_Short problem_: Take the listing and print it in full, exactly as given.

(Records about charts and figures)
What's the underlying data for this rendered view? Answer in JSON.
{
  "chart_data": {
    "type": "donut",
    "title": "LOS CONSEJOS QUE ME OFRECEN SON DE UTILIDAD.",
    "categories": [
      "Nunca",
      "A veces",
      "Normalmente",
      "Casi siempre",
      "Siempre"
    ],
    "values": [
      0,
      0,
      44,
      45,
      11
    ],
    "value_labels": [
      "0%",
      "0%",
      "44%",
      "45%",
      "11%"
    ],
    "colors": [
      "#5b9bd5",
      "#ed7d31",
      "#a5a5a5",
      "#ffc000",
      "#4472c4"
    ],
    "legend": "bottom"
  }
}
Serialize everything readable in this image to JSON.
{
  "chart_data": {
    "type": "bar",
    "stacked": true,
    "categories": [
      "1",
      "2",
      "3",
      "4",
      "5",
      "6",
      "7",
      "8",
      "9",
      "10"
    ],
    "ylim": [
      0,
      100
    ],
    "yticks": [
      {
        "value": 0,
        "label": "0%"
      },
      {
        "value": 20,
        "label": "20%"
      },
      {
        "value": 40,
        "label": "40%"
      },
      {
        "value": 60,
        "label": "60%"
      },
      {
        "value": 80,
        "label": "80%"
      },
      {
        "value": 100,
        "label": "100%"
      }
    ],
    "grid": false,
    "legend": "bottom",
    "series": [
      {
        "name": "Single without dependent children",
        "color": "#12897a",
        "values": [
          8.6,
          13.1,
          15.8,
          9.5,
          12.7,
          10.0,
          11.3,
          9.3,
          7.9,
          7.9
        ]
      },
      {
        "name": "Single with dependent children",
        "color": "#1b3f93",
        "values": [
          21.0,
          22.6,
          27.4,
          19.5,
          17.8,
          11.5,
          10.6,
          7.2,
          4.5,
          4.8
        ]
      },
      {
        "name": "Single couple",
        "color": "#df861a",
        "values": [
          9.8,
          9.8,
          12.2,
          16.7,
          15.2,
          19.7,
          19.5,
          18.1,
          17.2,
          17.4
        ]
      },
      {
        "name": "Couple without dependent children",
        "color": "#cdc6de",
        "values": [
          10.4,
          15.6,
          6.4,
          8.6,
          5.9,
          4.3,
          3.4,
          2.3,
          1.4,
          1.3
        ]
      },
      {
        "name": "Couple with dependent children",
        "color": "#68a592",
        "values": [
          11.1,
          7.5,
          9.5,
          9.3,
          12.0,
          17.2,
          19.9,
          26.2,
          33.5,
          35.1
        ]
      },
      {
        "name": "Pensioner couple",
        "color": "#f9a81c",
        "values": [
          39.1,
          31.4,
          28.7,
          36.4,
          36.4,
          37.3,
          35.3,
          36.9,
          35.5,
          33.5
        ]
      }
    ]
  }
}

_Written response_:
What's the underlying data for this rendered view? Answer in JSON.
{
  "chart_data": {
    "type": "donut",
    "title": "LOS CONSEJOS QUE ME OFRECEN SON DE UTILIDAD.",
    "categories": [
      "Nunca",
      "A veces",
      "Normalmente",
      "Casi siempre",
      "Siempre"
    ],
    "values": [
      0,
      0,
      44,
      45,
      11
    ],
    "value_labels": [
      "0%",
      "0%",
      "44%",
      "45%",
      "11%"
    ],
    "colors": [
      "#5b9bd5",
      "#ed7d31",
      "#a5a5a5",
      "#ffc000",
      "#4472c4"
    ],
    "legend": "bottom"
  }
}
Serialize everything readable in this image to JSON.
{
  "chart_data": {
    "type": "bar",
    "stacked": true,
    "categories": [
      "1",
      "2",
      "3",
      "4",
      "5",
      "6",
      "7",
      "8",
      "9",
      "10"
    ],
    "ylim": [
      0,
      100
    ],
    "yticks": [
      {
        "value": 0,
        "label": "0%"
      },
      {
        "value": 20,
        "label": "20%"
      },
      {
        "value": 40,
        "label": "40%"
      },
      {
        "value": 60,
        "label": "60%"
      },
      {
        "value": 80,
        "label": "80%"
      },
      {
        "value": 100,
        "label": "100%"
      }
    ],
    "grid": false,
    "legend": "bottom",
    "series": [
      {
        "name": "Single without dependent children",
        "color": "#12897a",
        "values": [
          8.6,
          13.1,
          15.8,
          9.5,
          12.7,
          10.0,
          11.3,
          9.3,
          7.9,
          7.9
        ]
      },
      {
        "name": "Single with dependent children",
        "color": "#1b3f93",
        "values": [
          21.0,
          22.6,
          27.4,
          19.5,
          17.8,
          11.5,
          10.6,
          7.2,
          4.5,
          4.8
        ]
      },
      {
        "name": "Single couple",
        "color": "#df861a",
        "values": [
          9.8,
          9.8,
          12.2,
          16.7,
          15.2,
          19.7,
          19.5,
          18.1,
          17.2,
          17.4
        ]
      },
      {
        "name": "Couple without dependent children",
        "color": "#cdc6de",
        "values": [
          10.4,
          15.6,
          6.4,
          8.6,
          5.9,
          4.3,
          3.4,
          2.3,
          1.4,
          1.3
        ]
      },
      {
        "name": "Couple with dependent children",
        "color": "#68a592",
        "values": [
          11.1,
          7.5,
          9.5,
          9.3,
          12.0,
          17.2,
          19.9,
          26.2,
          33.5,
          35.1
        ]
      },
      {
        "name": "Pensioner couple",
        "color": "#f9a81c",
        "values": [
          39.1,
          31.4,
          28.7,
          36.4,
          36.4,
          37.3,
          35.3,
          36.9,
          35.5,
          33.5
        ]
      }
    ]
  }
}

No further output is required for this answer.